Data records:
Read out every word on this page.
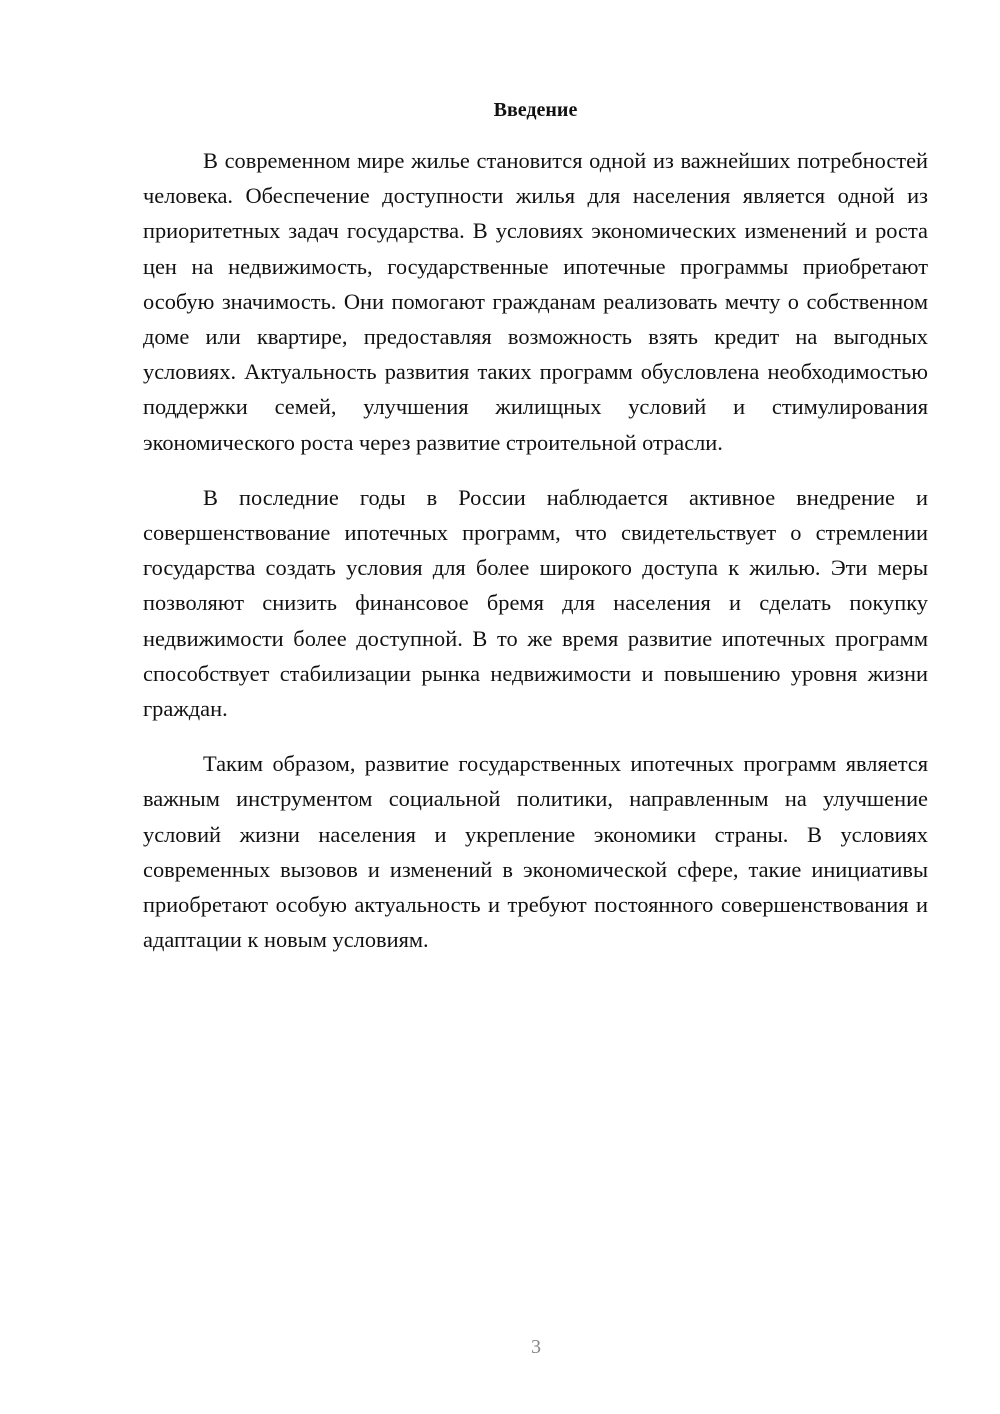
Введение

В современном мире жилье становится одной из важнейших потребностей человека. Обеспечение доступности жилья для населения является одной из приоритетных задач государства. В условиях экономических изменений и роста цен на недвижимость, государственные ипотечные программы приобретают особую значимость. Они помогают гражданам реализовать мечту о собственном доме или квартире, предоставляя возможность взять кредит на выгодных условиях. Актуальность развития таких программ обусловлена необходимостью поддержки семей, улучшения жилищных условий и стимулирования экономического роста через развитие строительной отрасли.

В последние годы в России наблюдается активное внедрение и совершенствование ипотечных программ, что свидетельствует о стремлении государства создать условия для более широкого доступа к жилью. Эти меры позволяют снизить финансовое бремя для населения и сделать покупку недвижимости более доступной. В то же время развитие ипотечных программ способствует стабилизации рынка недвижимости и повышению уровня жизни граждан.

Таким образом, развитие государственных ипотечных программ является важным инструментом социальной политики, направленным на улучшение условий жизни населения и укрепление экономики страны. В условиях современных вызовов и изменений в экономической сфере, такие инициативы приобретают особую актуальность и требуют постоянного совершенствования и адаптации к новым условиям.

3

Work to complete> Output the material word for word, omitting its pictures.

Result of the exercise>
Read out every word on this page.
Введение

В современном мире жилье становится одной из важнейших потребностей человека. Обеспечение доступности жилья для населения является одной из приоритетных задач государства. В условиях экономических изменений и роста цен на недвижимость, государственные ипотечные программы приобретают особую значимость. Они помогают гражданам реализовать мечту о собственном доме или квартире, предоставляя возможность взять кредит на выгодных условиях. Актуальность развития таких программ обусловлена необходимостью поддержки семей, улучшения жилищных условий и стимулирования экономического роста через развитие строительной отрасли.

В последние годы в России наблюдается активное внедрение и совершенствование ипотечных программ, что свидетельствует о стремлении государства создать условия для более широкого доступа к жилью. Эти меры позволяют снизить финансовое бремя для населения и сделать покупку недвижимости более доступной. В то же время развитие ипотечных программ способствует стабилизации рынка недвижимости и повышению уровня жизни граждан.

Таким образом, развитие государственных ипотечных программ является важным инструментом социальной политики, направленным на улучшение условий жизни населения и укрепление экономики страны. В условиях современных вызовов и изменений в экономической сфере, такие инициативы приобретают особую актуальность и требуют постоянного совершенствования и адаптации к новым условиям.

3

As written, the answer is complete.